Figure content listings
-- START --

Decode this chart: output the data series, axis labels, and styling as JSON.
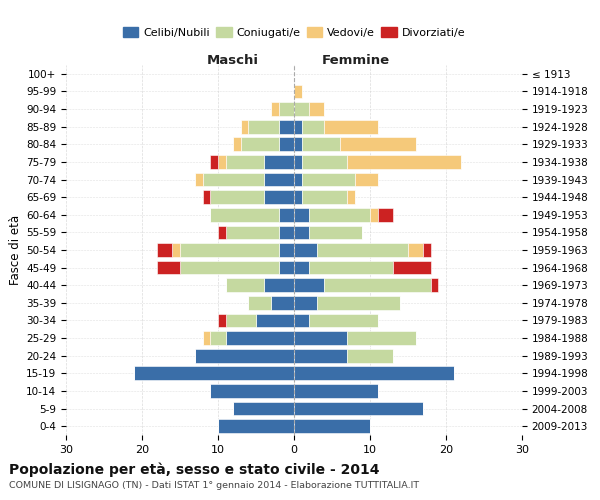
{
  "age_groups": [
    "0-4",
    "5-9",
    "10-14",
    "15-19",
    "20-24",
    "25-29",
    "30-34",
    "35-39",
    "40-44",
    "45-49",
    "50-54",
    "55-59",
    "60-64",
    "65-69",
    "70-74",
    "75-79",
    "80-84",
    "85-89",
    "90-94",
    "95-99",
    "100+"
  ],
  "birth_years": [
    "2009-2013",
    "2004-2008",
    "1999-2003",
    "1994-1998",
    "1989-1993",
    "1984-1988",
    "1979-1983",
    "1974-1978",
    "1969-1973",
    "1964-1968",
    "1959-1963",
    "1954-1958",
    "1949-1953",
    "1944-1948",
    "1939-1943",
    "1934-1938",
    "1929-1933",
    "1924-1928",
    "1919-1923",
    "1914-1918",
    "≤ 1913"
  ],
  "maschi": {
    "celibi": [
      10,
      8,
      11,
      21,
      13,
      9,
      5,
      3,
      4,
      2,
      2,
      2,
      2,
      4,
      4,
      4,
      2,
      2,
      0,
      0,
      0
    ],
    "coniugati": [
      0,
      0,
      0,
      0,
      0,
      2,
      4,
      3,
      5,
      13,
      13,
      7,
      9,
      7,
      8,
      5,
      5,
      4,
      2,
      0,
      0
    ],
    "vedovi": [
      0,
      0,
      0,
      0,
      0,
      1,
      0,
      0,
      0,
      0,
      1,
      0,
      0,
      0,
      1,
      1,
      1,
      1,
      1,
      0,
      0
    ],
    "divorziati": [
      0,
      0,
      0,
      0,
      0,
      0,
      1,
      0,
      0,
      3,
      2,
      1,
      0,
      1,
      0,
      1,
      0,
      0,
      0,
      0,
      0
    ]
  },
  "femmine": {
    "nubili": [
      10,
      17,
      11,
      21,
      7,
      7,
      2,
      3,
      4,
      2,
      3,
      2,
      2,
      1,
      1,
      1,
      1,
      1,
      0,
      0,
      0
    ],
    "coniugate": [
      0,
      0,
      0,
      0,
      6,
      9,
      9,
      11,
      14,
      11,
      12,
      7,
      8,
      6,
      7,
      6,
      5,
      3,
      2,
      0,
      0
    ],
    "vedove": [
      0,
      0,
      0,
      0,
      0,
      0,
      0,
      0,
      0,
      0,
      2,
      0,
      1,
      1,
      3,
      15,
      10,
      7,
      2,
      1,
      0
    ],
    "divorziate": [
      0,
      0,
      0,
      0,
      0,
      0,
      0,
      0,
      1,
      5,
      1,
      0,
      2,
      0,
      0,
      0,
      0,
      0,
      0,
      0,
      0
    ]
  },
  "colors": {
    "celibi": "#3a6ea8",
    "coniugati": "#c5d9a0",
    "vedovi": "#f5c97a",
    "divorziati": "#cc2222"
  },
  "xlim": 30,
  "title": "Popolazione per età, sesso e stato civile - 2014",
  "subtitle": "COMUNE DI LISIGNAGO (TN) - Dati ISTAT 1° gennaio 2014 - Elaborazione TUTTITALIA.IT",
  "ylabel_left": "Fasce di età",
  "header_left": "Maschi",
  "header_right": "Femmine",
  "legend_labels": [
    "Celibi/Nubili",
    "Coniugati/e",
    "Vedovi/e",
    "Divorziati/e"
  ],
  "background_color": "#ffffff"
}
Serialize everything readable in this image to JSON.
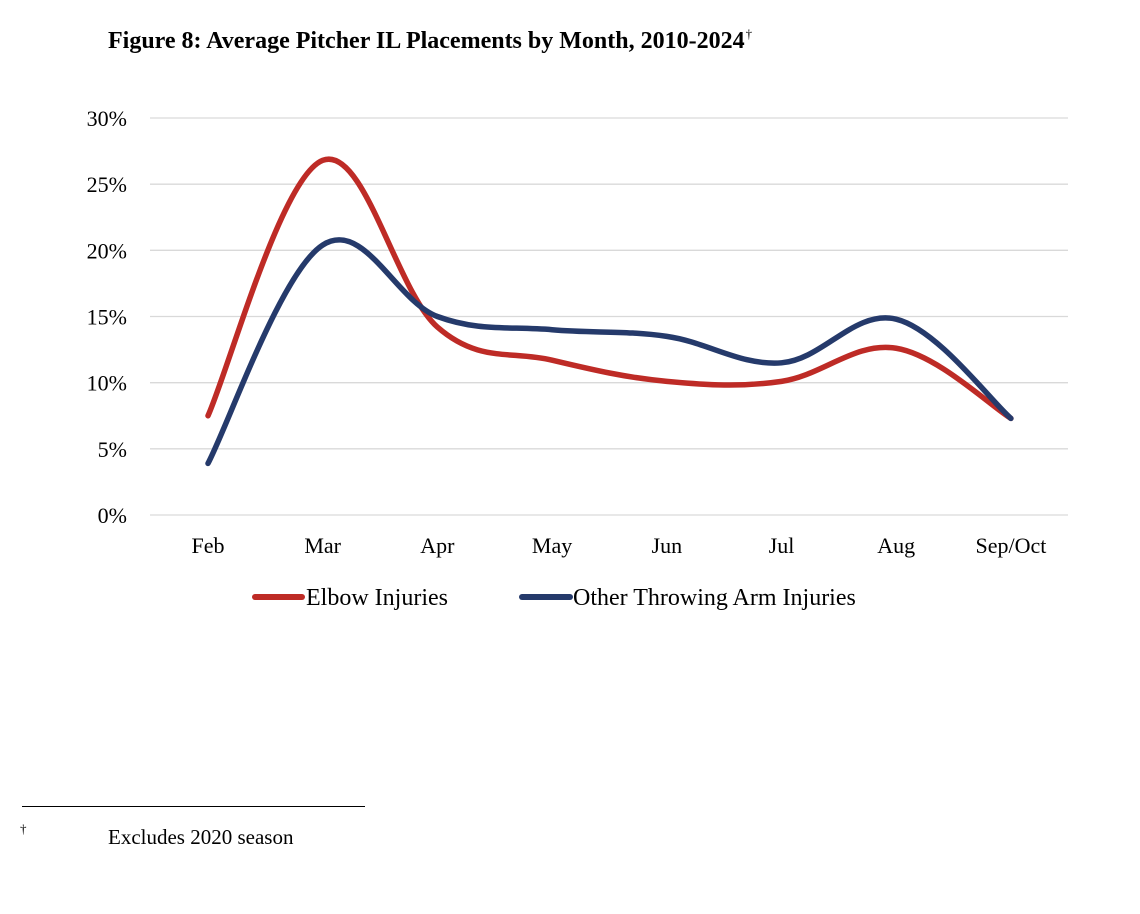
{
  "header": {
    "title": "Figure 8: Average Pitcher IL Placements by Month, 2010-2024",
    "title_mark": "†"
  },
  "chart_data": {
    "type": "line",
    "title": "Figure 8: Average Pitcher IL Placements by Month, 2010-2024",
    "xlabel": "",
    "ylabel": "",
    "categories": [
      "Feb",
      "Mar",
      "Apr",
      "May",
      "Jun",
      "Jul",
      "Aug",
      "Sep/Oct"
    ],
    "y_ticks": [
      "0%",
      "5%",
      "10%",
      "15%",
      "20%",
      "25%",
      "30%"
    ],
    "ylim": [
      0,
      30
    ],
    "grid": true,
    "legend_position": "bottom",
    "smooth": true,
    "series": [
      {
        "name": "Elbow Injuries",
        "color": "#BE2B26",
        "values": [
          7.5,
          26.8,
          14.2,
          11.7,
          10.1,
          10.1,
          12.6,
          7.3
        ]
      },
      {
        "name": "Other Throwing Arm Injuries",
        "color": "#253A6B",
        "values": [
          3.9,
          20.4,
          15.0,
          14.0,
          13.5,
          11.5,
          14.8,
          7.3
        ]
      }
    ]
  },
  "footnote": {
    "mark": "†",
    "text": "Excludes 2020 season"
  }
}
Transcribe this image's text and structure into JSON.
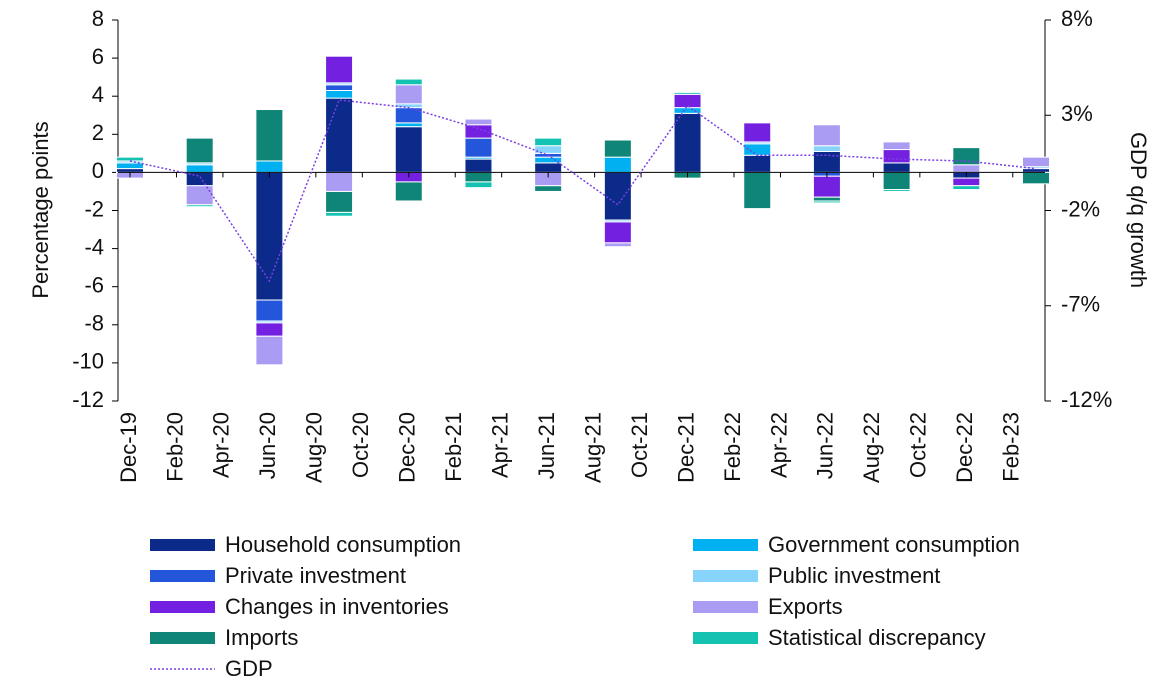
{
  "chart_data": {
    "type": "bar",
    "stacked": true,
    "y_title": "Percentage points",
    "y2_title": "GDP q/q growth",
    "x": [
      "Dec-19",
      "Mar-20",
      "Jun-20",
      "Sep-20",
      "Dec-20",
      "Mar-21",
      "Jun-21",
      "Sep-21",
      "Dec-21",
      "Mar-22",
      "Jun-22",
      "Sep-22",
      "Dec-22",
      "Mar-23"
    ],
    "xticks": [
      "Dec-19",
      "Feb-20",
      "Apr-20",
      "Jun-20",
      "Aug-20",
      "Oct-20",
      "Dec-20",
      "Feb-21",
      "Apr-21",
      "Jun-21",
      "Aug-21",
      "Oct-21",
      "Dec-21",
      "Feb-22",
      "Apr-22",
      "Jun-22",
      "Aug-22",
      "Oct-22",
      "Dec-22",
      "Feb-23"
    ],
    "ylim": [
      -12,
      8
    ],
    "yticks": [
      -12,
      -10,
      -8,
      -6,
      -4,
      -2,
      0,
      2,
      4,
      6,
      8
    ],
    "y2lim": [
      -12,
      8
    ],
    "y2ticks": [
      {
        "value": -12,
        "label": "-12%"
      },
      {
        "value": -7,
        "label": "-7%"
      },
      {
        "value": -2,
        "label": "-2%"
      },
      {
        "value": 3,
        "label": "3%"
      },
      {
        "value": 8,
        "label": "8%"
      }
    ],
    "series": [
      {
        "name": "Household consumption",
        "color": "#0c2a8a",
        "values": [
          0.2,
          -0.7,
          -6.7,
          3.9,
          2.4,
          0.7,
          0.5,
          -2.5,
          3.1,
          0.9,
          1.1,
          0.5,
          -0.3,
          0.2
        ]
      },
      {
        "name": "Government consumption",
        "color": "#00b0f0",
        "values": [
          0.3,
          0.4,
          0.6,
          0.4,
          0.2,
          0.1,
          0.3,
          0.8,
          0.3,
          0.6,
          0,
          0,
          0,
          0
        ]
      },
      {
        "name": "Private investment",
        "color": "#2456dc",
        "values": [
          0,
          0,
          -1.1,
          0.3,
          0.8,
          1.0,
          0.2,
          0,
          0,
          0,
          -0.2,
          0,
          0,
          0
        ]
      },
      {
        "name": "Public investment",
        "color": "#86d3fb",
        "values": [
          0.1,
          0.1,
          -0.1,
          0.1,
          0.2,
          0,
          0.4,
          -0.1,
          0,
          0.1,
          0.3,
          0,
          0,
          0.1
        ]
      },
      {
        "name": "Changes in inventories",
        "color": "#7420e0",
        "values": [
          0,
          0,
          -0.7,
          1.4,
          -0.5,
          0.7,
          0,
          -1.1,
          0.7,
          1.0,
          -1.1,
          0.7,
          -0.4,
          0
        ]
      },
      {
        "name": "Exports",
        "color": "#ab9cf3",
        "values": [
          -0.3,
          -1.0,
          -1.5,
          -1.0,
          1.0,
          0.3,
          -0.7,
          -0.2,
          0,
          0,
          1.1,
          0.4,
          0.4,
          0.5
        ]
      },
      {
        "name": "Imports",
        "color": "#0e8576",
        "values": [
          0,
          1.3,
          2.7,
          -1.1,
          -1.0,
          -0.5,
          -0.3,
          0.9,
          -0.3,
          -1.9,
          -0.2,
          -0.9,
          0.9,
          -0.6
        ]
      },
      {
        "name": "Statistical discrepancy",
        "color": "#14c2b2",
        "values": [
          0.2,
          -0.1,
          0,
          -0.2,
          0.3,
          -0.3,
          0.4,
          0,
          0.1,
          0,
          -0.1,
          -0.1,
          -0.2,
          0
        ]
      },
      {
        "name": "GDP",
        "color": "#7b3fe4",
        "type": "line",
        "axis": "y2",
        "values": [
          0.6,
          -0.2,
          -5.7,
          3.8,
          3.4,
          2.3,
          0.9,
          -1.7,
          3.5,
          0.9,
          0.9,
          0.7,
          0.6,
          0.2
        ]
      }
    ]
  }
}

-- END --

# [Problem to work on]
What is the number of lines in the records that contain the word "name"? Answer with the number and nothing else.

# [Result of the exercise]
11